◆ Set exercise
Gather all lines in the entries that include the word "Gpixels".

◆ Stored records
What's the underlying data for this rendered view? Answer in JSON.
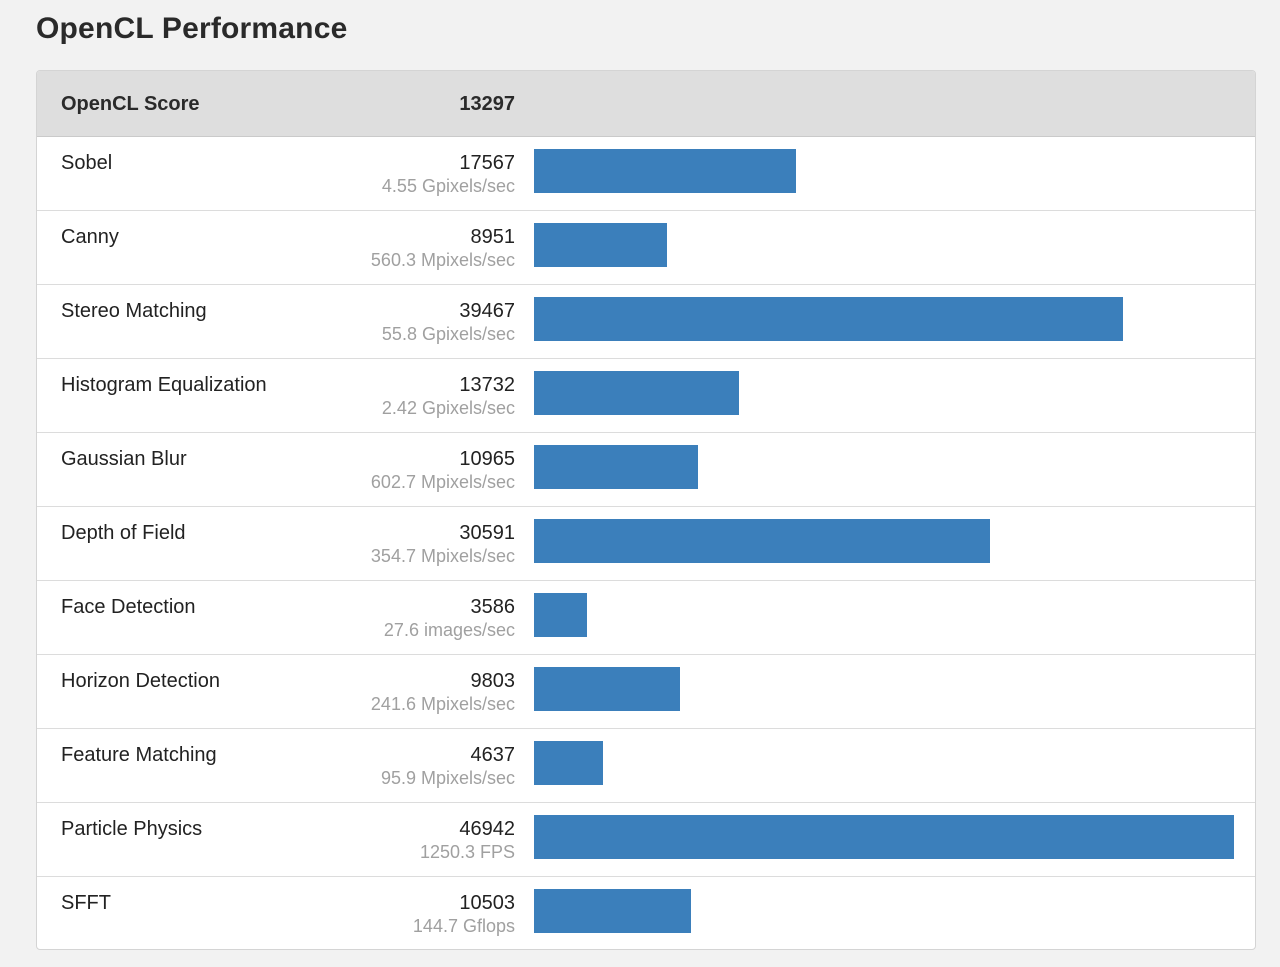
{
  "page": {
    "title": "OpenCL Performance"
  },
  "header": {
    "label": "OpenCL Score",
    "score": "13297"
  },
  "colors": {
    "bar": "#3b7fbb",
    "header_bg": "#dedede",
    "unit_text": "#a0a0a0"
  },
  "chart_data": {
    "type": "bar",
    "orientation": "horizontal",
    "title": "OpenCL Performance",
    "overall_label": "OpenCL Score",
    "overall_score": 13297,
    "xlim": [
      0,
      46942
    ],
    "categories": [
      "Sobel",
      "Canny",
      "Stereo Matching",
      "Histogram Equalization",
      "Gaussian Blur",
      "Depth of Field",
      "Face Detection",
      "Horizon Detection",
      "Feature Matching",
      "Particle Physics",
      "SFFT"
    ],
    "values": [
      17567,
      8951,
      39467,
      13732,
      10965,
      30591,
      3586,
      9803,
      4637,
      46942,
      10503
    ],
    "units": [
      "4.55 Gpixels/sec",
      "560.3 Mpixels/sec",
      "55.8 Gpixels/sec",
      "2.42 Gpixels/sec",
      "602.7 Mpixels/sec",
      "354.7 Mpixels/sec",
      "27.6 images/sec",
      "241.6 Mpixels/sec",
      "95.9 Mpixels/sec",
      "1250.3 FPS",
      "144.7 Gflops"
    ]
  }
}
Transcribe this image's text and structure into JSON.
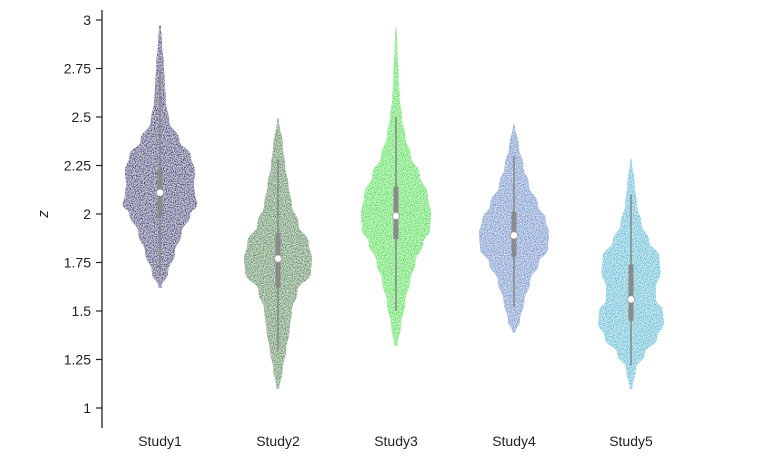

◆ Response below
      "4.55 Gpixels/sec",
      "55.8 Gpixels/sec",
      "2.42 Gpixels/sec",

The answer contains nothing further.